• _EXERCISE OBJECTIVE_: From the start of the entries through the line containing "review-date: 3 months ago: [102, 74, 194, 92]", write the lines out again with "Healthy" changed to "Fresh" and nothing else altered.

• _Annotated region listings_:
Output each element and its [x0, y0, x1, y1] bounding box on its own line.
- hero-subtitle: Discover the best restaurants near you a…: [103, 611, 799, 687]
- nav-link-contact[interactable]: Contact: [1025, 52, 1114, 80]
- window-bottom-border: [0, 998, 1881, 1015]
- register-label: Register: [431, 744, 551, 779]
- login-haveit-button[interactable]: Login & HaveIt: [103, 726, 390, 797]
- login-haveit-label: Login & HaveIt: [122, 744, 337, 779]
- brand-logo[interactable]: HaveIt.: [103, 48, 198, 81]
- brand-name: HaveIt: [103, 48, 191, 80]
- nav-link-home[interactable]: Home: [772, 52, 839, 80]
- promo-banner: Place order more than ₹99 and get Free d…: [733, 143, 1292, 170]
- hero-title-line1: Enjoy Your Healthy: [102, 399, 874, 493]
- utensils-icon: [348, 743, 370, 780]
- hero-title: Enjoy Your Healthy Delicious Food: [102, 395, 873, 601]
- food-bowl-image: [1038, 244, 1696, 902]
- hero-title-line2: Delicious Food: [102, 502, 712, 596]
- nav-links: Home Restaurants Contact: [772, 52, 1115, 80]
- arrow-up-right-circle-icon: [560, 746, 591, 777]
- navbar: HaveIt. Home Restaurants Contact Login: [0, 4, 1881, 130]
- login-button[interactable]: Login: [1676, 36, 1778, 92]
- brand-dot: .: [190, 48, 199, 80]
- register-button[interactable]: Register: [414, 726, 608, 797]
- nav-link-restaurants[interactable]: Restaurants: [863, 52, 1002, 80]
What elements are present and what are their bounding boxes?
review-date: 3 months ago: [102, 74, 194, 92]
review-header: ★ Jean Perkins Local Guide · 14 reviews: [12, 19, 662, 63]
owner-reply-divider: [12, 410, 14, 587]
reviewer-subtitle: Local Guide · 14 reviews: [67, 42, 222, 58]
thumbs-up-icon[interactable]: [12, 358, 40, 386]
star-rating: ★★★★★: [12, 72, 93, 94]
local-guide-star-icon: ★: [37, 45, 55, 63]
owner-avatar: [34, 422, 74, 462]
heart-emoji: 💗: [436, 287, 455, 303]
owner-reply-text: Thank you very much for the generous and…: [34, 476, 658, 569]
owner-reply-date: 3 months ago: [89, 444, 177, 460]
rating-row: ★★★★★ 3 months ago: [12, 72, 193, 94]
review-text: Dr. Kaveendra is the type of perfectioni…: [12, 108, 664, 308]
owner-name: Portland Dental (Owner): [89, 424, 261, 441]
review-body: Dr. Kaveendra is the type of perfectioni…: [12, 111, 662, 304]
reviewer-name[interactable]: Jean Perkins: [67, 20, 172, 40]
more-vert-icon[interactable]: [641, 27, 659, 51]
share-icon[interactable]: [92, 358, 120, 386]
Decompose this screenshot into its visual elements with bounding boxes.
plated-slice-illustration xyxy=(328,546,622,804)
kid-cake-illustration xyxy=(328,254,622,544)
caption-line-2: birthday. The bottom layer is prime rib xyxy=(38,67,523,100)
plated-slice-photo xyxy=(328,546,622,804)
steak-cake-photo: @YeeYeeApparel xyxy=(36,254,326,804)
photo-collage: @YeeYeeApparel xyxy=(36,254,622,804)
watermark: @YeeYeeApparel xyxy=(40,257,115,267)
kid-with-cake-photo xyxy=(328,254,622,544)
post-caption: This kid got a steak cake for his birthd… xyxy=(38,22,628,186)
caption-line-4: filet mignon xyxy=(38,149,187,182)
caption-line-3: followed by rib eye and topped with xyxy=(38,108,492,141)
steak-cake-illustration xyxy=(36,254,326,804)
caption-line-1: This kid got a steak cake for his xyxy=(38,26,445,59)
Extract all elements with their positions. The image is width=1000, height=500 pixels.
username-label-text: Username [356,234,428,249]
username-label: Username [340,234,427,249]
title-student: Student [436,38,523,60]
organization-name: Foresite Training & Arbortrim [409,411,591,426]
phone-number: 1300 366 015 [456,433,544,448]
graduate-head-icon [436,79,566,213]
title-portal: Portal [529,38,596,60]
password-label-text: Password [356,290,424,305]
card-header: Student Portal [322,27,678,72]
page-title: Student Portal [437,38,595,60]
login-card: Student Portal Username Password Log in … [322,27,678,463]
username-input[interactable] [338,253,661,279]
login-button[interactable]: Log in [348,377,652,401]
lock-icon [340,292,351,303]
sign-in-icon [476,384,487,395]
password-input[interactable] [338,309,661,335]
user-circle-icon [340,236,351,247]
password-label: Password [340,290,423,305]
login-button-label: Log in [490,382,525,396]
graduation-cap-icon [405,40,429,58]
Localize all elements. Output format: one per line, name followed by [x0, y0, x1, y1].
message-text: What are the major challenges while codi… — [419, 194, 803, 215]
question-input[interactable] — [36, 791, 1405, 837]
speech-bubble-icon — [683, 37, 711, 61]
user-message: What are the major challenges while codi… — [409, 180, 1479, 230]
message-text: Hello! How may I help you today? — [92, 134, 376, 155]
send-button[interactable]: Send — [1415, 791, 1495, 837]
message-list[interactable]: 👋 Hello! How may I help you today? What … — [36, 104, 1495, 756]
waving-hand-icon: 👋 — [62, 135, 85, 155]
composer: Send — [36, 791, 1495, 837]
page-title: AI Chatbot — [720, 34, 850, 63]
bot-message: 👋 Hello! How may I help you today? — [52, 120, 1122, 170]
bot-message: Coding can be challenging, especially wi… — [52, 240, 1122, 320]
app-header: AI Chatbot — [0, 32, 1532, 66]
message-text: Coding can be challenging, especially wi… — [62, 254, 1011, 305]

• _ANSWER IN FULL_:
Output each element and its [x0, y0, x1, y1] bounding box on its own line.
- hero-subtitle: Discover the best restaurants near you a…: [103, 611, 799, 687]
- nav-link-contact[interactable]: Contact: [1025, 52, 1114, 80]
- window-bottom-border: [0, 998, 1881, 1015]
- register-label: Register: [431, 744, 551, 779]
- login-haveit-button[interactable]: Login & HaveIt: [103, 726, 390, 797]
- login-haveit-label: Login & HaveIt: [122, 744, 337, 779]
- brand-logo[interactable]: HaveIt.: [103, 48, 198, 81]
- brand-name: HaveIt: [103, 48, 191, 80]
- nav-link-home[interactable]: Home: [772, 52, 839, 80]
- promo-banner: Place order more than ₹99 and get Free d…: [733, 143, 1292, 170]
- hero-title-line1: Enjoy Your Fresh: [102, 399, 874, 493]
- utensils-icon: [348, 743, 370, 780]
- hero-title: Enjoy Your Fresh Delicious Food: [102, 395, 873, 601]
- food-bowl-image: [1038, 244, 1696, 902]
- hero-title-line2: Delicious Food: [102, 502, 712, 596]
- nav-links: Home Restaurants Contact: [772, 52, 1115, 80]
- arrow-up-right-circle-icon: [560, 746, 591, 777]
- navbar: HaveIt. Home Restaurants Contact Login: [0, 4, 1881, 130]
- login-button[interactable]: Login: [1676, 36, 1778, 92]
- brand-dot: .: [190, 48, 199, 80]
- register-button[interactable]: Register: [414, 726, 608, 797]
- nav-link-restaurants[interactable]: Restaurants: [863, 52, 1002, 80]
What elements are present and what are their bounding boxes?
review-date: 3 months ago: [102, 74, 194, 92]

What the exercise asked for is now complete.